[Problem details]
Provide the records once more, identical to the original.

## START Given entries

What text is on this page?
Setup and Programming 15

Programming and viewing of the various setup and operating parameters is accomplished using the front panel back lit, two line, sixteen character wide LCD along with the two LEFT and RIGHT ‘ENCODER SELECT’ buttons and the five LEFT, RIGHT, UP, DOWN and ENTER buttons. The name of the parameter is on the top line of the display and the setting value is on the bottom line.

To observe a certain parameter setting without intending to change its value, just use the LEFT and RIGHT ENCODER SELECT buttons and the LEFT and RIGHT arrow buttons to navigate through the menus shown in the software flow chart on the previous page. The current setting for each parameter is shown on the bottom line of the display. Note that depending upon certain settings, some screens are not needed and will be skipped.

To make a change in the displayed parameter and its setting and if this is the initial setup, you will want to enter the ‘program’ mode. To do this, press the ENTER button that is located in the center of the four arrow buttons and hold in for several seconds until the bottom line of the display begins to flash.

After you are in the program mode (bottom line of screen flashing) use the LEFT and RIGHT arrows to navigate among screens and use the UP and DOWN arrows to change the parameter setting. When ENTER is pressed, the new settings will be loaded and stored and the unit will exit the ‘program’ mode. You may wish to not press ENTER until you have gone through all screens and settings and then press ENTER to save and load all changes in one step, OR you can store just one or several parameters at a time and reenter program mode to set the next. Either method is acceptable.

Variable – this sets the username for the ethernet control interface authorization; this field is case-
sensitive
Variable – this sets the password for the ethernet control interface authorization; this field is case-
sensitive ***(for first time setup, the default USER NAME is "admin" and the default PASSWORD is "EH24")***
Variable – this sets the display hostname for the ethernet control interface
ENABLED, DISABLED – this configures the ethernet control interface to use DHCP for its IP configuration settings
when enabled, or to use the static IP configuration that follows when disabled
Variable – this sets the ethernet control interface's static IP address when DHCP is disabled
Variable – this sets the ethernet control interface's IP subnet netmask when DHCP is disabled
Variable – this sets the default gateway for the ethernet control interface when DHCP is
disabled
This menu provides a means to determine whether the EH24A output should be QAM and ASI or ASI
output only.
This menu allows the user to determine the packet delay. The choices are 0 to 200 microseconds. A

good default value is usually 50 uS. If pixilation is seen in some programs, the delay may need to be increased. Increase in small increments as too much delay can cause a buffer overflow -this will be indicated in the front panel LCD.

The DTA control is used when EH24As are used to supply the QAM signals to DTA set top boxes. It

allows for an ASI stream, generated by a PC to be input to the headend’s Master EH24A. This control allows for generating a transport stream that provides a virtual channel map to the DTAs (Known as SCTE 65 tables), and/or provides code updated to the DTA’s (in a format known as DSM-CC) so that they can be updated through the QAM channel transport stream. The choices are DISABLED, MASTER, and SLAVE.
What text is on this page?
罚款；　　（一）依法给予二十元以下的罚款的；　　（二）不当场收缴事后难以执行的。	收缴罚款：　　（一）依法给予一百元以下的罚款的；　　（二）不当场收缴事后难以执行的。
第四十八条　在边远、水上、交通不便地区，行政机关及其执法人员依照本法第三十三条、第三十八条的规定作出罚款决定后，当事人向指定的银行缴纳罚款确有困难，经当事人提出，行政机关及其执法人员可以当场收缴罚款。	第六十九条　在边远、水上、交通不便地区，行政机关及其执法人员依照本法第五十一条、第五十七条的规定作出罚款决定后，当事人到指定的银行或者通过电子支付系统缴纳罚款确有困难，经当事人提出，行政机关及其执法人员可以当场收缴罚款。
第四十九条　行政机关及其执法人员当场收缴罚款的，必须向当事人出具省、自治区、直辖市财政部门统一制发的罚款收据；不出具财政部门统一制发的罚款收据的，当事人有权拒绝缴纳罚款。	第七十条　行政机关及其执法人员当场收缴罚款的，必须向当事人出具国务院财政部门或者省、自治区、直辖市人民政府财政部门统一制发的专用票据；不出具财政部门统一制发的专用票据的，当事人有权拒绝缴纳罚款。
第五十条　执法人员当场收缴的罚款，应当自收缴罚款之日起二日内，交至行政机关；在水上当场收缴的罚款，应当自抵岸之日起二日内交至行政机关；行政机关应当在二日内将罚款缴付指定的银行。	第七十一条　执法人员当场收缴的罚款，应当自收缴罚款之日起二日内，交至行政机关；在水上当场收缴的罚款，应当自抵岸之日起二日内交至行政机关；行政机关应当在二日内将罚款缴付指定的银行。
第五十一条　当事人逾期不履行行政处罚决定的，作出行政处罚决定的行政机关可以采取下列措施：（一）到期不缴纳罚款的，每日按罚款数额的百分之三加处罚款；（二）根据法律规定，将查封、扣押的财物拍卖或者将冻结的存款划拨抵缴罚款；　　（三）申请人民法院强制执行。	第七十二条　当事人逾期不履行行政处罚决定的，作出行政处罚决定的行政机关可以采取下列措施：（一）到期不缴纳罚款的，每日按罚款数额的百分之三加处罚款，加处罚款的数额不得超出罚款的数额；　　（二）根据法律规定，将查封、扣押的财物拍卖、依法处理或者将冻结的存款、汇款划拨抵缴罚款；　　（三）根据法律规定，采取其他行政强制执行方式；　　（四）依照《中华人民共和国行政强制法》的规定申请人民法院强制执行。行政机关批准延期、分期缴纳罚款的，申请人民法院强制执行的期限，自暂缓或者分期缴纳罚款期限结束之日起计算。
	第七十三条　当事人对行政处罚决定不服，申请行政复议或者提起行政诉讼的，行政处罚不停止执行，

## END Given entries

[Result of this exercise]
What text is on this page?
Setup and Programming 15

Programming and viewing of the various setup and operating parameters is accomplished using the front panel back lit, two line, sixteen character wide LCD along with the two LEFT and RIGHT ‘ENCODER SELECT’ buttons and the five LEFT, RIGHT, UP, DOWN and ENTER buttons. The name of the parameter is on the top line of the display and the setting value is on the bottom line.

To observe a certain parameter setting without intending to change its value, just use the LEFT and RIGHT ENCODER SELECT buttons and the LEFT and RIGHT arrow buttons to navigate through the menus shown in the software flow chart on the previous page. The current setting for each parameter is shown on the bottom line of the display. Note that depending upon certain settings, some screens are not needed and will be skipped.

To make a change in the displayed parameter and its setting and if this is the initial setup, you will want to enter the ‘program’ mode. To do this, press the ENTER button that is located in the center of the four arrow buttons and hold in for several seconds until the bottom line of the display begins to flash.

After you are in the program mode (bottom line of screen flashing) use the LEFT and RIGHT arrows to navigate among screens and use the UP and DOWN arrows to change the parameter setting. When ENTER is pressed, the new settings will be loaded and stored and the unit will exit the ‘program’ mode. You may wish to not press ENTER until you have gone through all screens and settings and then press ENTER to save and load all changes in one step, OR you can store just one or several parameters at a time and reenter program mode to set the next. Either method is acceptable.

Variable – this sets the username for the ethernet control interface authorization; this field is case-
sensitive
Variable – this sets the password for the ethernet control interface authorization; this field is case-
sensitive ***(for first time setup, the default USER NAME is "admin" and the default PASSWORD is "EH24")***
Variable – this sets the display hostname for the ethernet control interface
ENABLED, DISABLED – this configures the ethernet control interface to use DHCP for its IP configuration settings
when enabled, or to use the static IP configuration that follows when disabled
Variable – this sets the ethernet control interface's static IP address when DHCP is disabled
Variable – this sets the ethernet control interface's IP subnet netmask when DHCP is disabled
Variable – this sets the default gateway for the ethernet control interface when DHCP is
disabled
This menu provides a means to determine whether the EH24A output should be QAM and ASI or ASI
output only.
This menu allows the user to determine the packet delay. The choices are 0 to 200 microseconds. A

good default value is usually 50 uS. If pixilation is seen in some programs, the delay may need to be increased. Increase in small increments as too much delay can cause a buffer overflow -this will be indicated in the front panel LCD.

The DTA control is used when EH24As are used to supply the QAM signals to DTA set top boxes. It

allows for an ASI stream, generated by a PC to be input to the headend’s Master EH24A. This control allows for generating a transport stream that provides a virtual channel map to the DTAs (Known as SCTE 65 tables), and/or provides code updated to the DTA’s (in a format known as DSM-CC) so that they can be updated through the QAM channel transport stream. The choices are DISABLED, MASTER, and SLAVE.
What text is on this page?
罚款；　　（一）依法给予二十元以下的罚款的；　　（二）不当场收缴事后难以执行的。	收缴罚款：　　（一）依法给予一百元以下的罚款的；　　（二）不当场收缴事后难以执行的。
第四十八条　在边远、水上、交通不便地区，行政机关及其执法人员依照本法第三十三条、第三十八条的规定作出罚款决定后，当事人向指定的银行缴纳罚款确有困难，经当事人提出，行政机关及其执法人员可以当场收缴罚款。	第六十九条　在边远、水上、交通不便地区，行政机关及其执法人员依照本法第五十一条、第五十七条的规定作出罚款决定后，当事人到指定的银行或者通过电子支付系统缴纳罚款确有困难，经当事人提出，行政机关及其执法人员可以当场收缴罚款。
第四十九条　行政机关及其执法人员当场收缴罚款的，必须向当事人出具省、自治区、直辖市财政部门统一制发的罚款收据；不出具财政部门统一制发的罚款收据的，当事人有权拒绝缴纳罚款。	第七十条　行政机关及其执法人员当场收缴罚款的，必须向当事人出具国务院财政部门或者省、自治区、直辖市人民政府财政部门统一制发的专用票据；不出具财政部门统一制发的专用票据的，当事人有权拒绝缴纳罚款。
第五十条　执法人员当场收缴的罚款，应当自收缴罚款之日起二日内，交至行政机关；在水上当场收缴的罚款，应当自抵岸之日起二日内交至行政机关；行政机关应当在二日内将罚款缴付指定的银行。	第七十一条　执法人员当场收缴的罚款，应当自收缴罚款之日起二日内，交至行政机关；在水上当场收缴的罚款，应当自抵岸之日起二日内交至行政机关；行政机关应当在二日内将罚款缴付指定的银行。
第五十一条　当事人逾期不履行行政处罚决定的，作出行政处罚决定的行政机关可以采取下列措施：（一）到期不缴纳罚款的，每日按罚款数额的百分之三加处罚款；（二）根据法律规定，将查封、扣押的财物拍卖或者将冻结的存款划拨抵缴罚款；　　（三）申请人民法院强制执行。	第七十二条　当事人逾期不履行行政处罚决定的，作出行政处罚决定的行政机关可以采取下列措施：（一）到期不缴纳罚款的，每日按罚款数额的百分之三加处罚款，加处罚款的数额不得超出罚款的数额；　　（二）根据法律规定，将查封、扣押的财物拍卖、依法处理或者将冻结的存款、汇款划拨抵缴罚款；　　（三）根据法律规定，采取其他行政强制执行方式；　　（四）依照《中华人民共和国行政强制法》的规定申请人民法院强制执行。行政机关批准延期、分期缴纳罚款的，申请人民法院强制执行的期限，自暂缓或者分期缴纳罚款期限结束之日起计算。
	第七十三条　当事人对行政处罚决定不服，申请行政复议或者提起行政诉讼的，行政处罚不停止执行，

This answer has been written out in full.